## WHAT YOU NEED TO DO
Find the lines holding the string "your" in the data, then copy all of them.

## RAW RECORDS
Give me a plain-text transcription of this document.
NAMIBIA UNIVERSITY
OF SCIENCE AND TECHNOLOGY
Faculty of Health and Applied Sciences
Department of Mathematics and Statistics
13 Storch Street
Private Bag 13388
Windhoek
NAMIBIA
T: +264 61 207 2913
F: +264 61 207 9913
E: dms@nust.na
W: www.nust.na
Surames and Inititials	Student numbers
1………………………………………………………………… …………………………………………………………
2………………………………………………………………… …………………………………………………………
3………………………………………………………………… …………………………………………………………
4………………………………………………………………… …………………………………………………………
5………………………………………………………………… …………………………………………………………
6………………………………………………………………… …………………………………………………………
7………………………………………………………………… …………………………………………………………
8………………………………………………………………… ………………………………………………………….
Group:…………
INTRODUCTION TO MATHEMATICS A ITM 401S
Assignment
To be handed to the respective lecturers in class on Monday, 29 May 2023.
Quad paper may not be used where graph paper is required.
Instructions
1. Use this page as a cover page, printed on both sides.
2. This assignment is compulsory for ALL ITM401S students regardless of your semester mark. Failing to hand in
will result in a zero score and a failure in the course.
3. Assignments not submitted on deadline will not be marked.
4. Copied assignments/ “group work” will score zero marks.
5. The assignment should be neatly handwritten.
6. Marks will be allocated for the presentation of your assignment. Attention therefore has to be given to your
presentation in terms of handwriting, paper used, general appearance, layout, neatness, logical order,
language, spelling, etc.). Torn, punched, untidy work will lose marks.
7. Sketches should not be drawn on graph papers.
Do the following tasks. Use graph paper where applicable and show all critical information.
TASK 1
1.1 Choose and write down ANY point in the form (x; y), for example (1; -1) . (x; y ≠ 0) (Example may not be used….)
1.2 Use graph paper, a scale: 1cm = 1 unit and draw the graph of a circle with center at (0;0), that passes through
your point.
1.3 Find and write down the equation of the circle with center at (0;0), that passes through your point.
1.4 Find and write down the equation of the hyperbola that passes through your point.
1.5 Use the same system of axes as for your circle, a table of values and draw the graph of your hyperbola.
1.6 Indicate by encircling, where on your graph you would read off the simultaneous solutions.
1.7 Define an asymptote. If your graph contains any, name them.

...

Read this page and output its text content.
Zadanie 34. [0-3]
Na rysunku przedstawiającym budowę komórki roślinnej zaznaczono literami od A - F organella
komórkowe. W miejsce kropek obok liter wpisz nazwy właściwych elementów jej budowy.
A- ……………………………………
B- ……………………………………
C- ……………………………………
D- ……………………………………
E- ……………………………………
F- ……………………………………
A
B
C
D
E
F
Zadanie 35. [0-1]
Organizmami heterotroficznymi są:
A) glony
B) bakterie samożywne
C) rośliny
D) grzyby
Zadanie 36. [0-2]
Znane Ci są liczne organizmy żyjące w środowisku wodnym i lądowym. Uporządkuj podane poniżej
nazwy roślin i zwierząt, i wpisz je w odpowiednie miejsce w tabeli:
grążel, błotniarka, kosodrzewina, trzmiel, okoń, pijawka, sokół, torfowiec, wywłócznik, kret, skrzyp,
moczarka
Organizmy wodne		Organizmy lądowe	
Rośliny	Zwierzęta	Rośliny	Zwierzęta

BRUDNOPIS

## THE REPLY
2. This assignment is compulsory for ALL ITM401S students regardless of your semester mark. Failing to hand in
6. Marks will be allocated for the presentation of your assignment. Attention therefore has to be given to your
your point.
1.3 Find and write down the equation of the circle with center at (0;0), that passes through your point.
1.4 Find and write down the equation of the hyperbola that passes through your point.
1.5 Use the same system of axes as for your circle, a table of values and draw the graph of your hyperbola.
1.6 Indicate by encircling, where on your graph you would read off the simultaneous solutions.
1.7 Define an asymptote. If your graph contains any, name them.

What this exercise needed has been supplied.